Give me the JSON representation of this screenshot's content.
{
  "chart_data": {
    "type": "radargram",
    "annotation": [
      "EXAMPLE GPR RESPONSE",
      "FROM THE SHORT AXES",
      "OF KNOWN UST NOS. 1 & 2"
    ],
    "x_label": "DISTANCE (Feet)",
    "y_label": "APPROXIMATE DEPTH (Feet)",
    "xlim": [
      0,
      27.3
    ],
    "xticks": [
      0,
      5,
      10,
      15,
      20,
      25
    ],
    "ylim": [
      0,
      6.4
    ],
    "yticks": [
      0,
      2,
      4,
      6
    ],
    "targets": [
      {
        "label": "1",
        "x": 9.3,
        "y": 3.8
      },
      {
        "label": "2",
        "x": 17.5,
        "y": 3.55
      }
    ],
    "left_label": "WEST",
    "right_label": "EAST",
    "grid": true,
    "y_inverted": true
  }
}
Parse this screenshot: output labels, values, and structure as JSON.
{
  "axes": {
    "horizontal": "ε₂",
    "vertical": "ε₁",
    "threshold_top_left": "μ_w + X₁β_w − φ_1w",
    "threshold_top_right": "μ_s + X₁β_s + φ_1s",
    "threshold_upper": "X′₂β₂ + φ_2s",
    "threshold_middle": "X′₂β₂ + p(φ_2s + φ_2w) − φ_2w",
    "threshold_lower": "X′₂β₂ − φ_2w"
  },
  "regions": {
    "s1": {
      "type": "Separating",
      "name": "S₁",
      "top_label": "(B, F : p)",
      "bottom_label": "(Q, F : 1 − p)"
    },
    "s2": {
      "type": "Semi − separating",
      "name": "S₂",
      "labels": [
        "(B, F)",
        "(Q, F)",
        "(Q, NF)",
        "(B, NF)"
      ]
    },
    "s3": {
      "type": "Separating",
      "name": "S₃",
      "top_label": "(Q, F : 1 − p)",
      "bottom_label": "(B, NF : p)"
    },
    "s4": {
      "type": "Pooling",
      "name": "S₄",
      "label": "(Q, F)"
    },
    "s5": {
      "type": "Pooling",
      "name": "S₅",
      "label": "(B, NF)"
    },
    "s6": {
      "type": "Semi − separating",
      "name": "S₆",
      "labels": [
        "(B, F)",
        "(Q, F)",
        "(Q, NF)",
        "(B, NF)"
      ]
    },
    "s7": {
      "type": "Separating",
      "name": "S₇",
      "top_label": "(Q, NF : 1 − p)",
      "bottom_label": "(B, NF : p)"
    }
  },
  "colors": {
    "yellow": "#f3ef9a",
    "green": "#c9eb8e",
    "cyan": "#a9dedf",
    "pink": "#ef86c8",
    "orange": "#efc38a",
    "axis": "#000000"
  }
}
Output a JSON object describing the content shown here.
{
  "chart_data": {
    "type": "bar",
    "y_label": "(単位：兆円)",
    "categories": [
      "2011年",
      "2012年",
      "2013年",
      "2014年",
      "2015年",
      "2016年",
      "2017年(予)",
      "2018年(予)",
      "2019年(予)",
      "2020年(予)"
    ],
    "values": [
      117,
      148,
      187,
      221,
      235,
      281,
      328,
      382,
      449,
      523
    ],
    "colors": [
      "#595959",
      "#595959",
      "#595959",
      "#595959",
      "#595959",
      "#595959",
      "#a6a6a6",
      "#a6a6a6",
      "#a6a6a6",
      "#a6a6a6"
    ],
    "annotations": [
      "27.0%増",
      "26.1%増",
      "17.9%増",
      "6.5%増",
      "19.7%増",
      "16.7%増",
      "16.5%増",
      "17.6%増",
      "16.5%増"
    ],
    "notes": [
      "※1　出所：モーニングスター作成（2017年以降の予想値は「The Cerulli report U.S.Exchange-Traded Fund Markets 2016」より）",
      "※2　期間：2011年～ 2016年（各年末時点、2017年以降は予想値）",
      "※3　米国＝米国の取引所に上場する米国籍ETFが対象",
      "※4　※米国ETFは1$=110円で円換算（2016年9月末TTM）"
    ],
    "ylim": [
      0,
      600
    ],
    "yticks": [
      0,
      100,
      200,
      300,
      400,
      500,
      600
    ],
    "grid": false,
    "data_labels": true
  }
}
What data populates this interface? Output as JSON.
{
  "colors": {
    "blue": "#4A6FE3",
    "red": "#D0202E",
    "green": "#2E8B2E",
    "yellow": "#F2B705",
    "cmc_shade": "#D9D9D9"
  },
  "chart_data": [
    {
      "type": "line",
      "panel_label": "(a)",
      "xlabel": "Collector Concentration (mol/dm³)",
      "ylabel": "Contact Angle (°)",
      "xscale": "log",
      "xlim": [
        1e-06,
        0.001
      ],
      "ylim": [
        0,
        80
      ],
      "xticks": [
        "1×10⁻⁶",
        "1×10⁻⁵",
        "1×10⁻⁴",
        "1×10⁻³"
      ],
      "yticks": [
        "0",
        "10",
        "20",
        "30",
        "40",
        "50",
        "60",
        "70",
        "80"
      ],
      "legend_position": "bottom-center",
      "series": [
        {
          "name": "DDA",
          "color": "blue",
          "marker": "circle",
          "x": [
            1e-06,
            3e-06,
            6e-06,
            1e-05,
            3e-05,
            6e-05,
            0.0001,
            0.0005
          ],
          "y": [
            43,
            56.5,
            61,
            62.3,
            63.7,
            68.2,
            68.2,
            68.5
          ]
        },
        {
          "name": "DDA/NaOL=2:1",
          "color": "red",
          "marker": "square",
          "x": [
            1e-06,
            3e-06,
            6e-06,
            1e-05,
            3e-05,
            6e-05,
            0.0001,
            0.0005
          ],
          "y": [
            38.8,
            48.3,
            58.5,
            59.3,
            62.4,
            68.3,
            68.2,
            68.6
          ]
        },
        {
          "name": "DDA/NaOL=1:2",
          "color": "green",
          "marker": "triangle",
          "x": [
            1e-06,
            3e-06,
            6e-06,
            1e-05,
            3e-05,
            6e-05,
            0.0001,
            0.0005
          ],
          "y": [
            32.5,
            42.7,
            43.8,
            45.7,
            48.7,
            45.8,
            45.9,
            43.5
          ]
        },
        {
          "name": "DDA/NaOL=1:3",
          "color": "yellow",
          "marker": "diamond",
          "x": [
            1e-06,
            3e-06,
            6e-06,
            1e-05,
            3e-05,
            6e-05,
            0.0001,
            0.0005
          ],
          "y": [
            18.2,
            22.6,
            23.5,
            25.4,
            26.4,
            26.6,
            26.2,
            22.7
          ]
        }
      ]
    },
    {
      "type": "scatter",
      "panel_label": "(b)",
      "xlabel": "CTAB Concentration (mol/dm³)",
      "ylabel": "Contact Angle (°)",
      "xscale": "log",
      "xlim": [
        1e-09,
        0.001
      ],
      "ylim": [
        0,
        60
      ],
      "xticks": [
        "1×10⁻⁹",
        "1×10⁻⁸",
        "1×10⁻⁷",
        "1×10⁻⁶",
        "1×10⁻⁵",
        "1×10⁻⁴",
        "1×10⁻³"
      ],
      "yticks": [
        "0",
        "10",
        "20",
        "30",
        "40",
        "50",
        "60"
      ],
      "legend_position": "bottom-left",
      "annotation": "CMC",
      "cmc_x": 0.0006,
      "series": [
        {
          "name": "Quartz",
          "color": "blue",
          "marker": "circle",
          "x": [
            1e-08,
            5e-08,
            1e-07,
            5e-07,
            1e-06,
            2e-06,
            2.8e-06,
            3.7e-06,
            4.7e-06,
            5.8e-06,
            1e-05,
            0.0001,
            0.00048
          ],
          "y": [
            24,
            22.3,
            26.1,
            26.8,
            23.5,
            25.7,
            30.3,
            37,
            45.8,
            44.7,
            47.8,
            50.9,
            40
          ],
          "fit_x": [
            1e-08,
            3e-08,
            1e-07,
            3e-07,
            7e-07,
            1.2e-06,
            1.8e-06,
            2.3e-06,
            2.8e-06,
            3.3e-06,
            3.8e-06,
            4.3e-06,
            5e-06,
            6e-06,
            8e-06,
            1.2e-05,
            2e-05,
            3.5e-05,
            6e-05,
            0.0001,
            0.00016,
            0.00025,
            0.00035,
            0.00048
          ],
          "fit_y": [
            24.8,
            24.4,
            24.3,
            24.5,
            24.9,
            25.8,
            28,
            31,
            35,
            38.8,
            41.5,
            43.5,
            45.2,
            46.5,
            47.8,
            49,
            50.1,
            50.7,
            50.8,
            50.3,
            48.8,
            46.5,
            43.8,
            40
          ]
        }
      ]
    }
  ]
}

Stated exercise:
Pick out the lines that contain "JSON" and copy them.

The reply:
Give me the JSON representation of this screenshot's content.
Parse this screenshot: output labels, values, and structure as JSON.
Output a JSON object describing the content shown here.
What data populates this interface? Output as JSON.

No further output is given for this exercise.